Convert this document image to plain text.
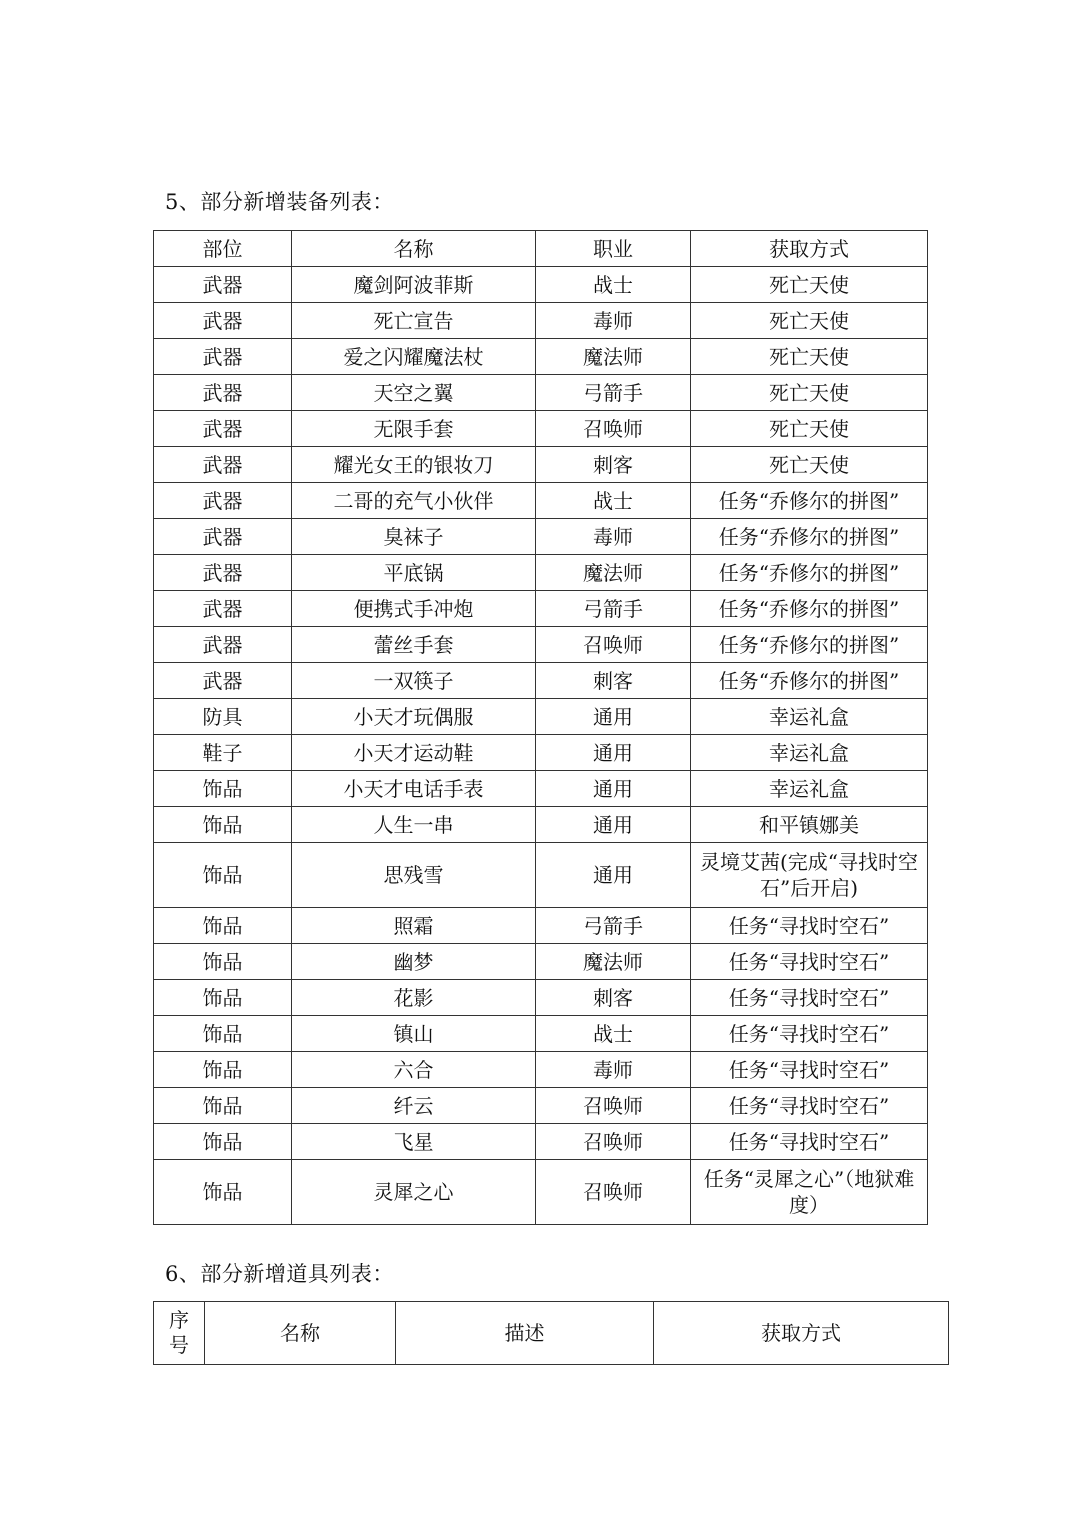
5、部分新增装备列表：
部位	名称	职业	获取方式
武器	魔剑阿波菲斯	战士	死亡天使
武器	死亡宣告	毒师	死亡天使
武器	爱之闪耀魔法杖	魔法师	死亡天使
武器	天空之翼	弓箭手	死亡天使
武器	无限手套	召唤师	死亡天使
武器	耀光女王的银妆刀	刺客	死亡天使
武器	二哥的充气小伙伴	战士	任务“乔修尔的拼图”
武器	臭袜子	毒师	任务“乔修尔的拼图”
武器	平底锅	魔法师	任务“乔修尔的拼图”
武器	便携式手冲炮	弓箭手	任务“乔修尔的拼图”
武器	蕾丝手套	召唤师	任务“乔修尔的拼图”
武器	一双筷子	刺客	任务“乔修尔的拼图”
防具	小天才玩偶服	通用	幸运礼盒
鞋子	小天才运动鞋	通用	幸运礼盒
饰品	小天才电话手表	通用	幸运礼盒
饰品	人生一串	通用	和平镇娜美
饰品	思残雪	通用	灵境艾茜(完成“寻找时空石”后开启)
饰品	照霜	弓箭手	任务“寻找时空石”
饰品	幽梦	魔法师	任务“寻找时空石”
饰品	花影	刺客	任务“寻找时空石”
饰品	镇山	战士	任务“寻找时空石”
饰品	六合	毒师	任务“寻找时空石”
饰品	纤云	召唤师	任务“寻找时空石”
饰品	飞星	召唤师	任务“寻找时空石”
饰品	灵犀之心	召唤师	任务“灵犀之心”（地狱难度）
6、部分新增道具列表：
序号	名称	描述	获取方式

====================

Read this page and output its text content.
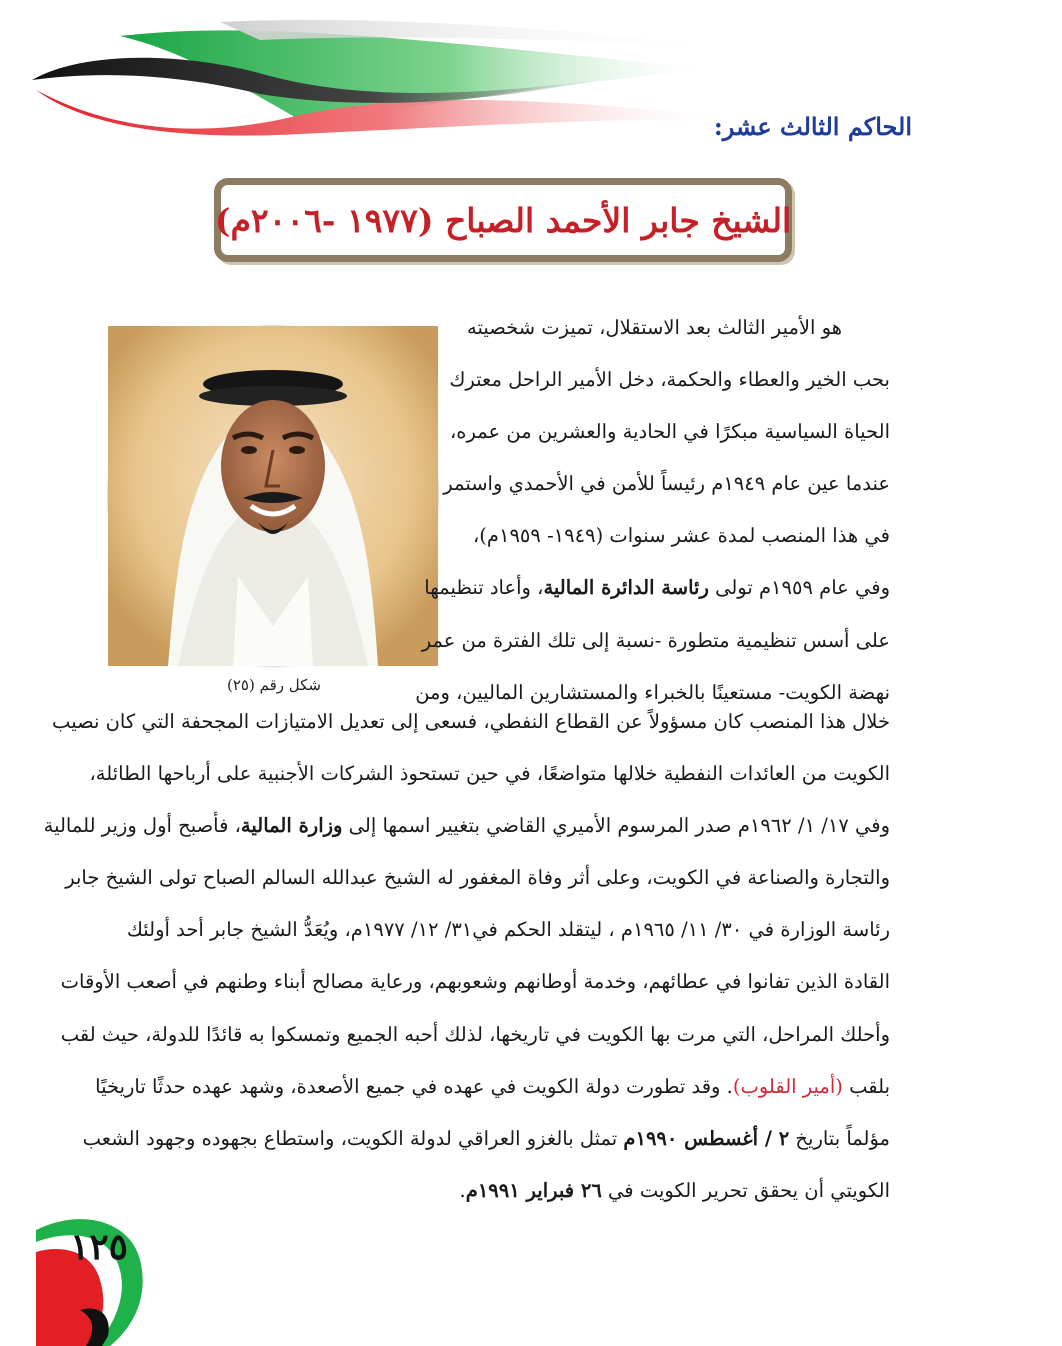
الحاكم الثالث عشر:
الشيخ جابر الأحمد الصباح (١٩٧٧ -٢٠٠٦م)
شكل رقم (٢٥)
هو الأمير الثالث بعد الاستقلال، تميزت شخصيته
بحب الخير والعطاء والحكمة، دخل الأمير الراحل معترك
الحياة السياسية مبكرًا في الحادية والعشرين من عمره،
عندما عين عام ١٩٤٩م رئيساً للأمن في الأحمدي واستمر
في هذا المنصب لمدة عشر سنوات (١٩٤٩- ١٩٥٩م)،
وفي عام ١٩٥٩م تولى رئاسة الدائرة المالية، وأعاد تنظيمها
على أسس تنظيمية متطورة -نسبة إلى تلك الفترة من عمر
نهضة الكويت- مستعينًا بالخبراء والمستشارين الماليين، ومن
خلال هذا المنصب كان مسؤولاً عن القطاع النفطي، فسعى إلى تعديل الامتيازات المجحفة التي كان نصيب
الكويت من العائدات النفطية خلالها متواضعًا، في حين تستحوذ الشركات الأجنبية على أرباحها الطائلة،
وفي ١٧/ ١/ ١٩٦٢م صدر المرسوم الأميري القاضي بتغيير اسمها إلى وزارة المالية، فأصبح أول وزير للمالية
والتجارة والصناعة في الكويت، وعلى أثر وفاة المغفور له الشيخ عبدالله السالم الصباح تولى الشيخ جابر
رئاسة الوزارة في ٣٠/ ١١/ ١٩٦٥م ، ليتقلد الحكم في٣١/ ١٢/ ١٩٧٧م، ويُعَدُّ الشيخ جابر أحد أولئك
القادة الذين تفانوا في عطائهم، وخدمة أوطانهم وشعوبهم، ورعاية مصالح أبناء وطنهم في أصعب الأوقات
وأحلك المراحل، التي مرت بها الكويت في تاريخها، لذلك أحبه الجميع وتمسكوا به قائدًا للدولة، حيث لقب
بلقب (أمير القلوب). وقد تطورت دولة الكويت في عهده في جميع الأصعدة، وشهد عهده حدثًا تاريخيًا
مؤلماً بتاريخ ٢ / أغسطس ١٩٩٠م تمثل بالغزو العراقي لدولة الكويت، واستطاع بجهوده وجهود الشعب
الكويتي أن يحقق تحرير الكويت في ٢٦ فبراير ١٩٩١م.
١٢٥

====================

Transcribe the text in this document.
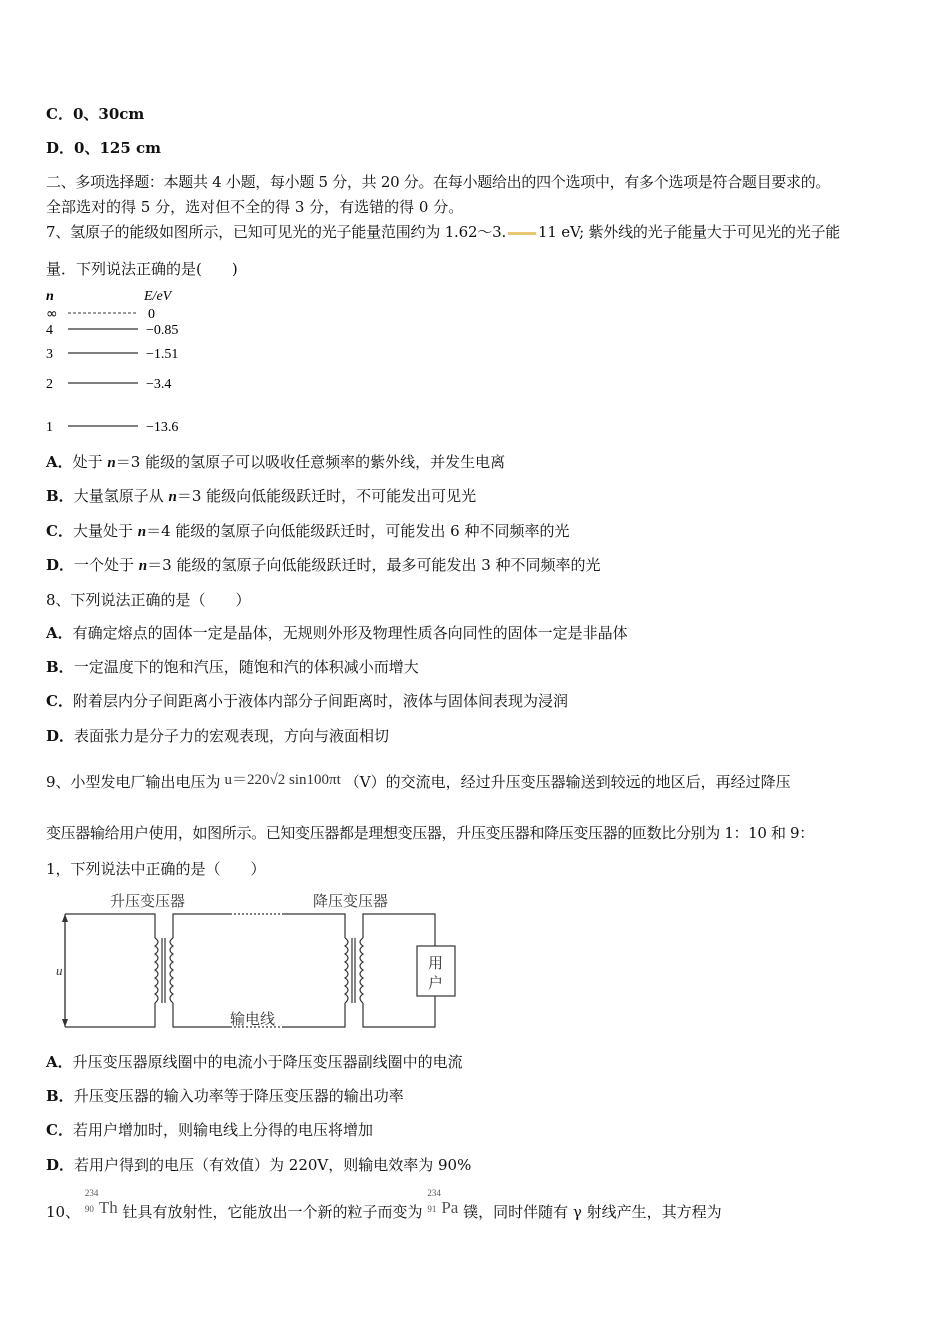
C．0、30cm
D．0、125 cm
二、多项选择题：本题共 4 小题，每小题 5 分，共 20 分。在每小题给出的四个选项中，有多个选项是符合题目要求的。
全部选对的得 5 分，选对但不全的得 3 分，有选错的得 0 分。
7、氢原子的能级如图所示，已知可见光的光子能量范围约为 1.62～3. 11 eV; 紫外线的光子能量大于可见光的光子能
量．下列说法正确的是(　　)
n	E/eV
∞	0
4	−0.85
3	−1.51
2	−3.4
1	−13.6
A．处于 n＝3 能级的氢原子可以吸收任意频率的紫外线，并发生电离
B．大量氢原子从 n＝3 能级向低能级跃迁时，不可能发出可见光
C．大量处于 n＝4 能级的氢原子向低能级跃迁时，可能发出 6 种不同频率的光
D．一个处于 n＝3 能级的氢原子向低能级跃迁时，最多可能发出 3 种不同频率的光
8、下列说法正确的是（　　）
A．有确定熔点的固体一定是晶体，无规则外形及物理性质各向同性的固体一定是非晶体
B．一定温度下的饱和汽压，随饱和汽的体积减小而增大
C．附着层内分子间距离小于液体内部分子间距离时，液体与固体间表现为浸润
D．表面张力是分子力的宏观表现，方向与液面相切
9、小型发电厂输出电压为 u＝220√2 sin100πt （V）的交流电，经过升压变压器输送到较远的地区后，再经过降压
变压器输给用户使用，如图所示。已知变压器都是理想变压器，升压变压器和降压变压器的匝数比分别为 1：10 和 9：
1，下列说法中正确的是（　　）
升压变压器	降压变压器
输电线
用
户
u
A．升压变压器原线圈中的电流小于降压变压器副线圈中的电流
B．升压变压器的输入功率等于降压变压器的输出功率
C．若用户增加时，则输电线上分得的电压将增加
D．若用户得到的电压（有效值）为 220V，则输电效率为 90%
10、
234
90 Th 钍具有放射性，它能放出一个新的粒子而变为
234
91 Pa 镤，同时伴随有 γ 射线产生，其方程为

====================

**Short exercise:**
List every line above that contains the word "رئاسة".

**Correct result:**
وفي عام ١٩٥٩م تولى رئاسة الدائرة المالية، وأعاد تنظيمها
رئاسة الوزارة في ٣٠/ ١١/ ١٩٦٥م ، ليتقلد الحكم في٣١/ ١٢/ ١٩٧٧م، ويُعَدُّ الشيخ جابر أحد أولئك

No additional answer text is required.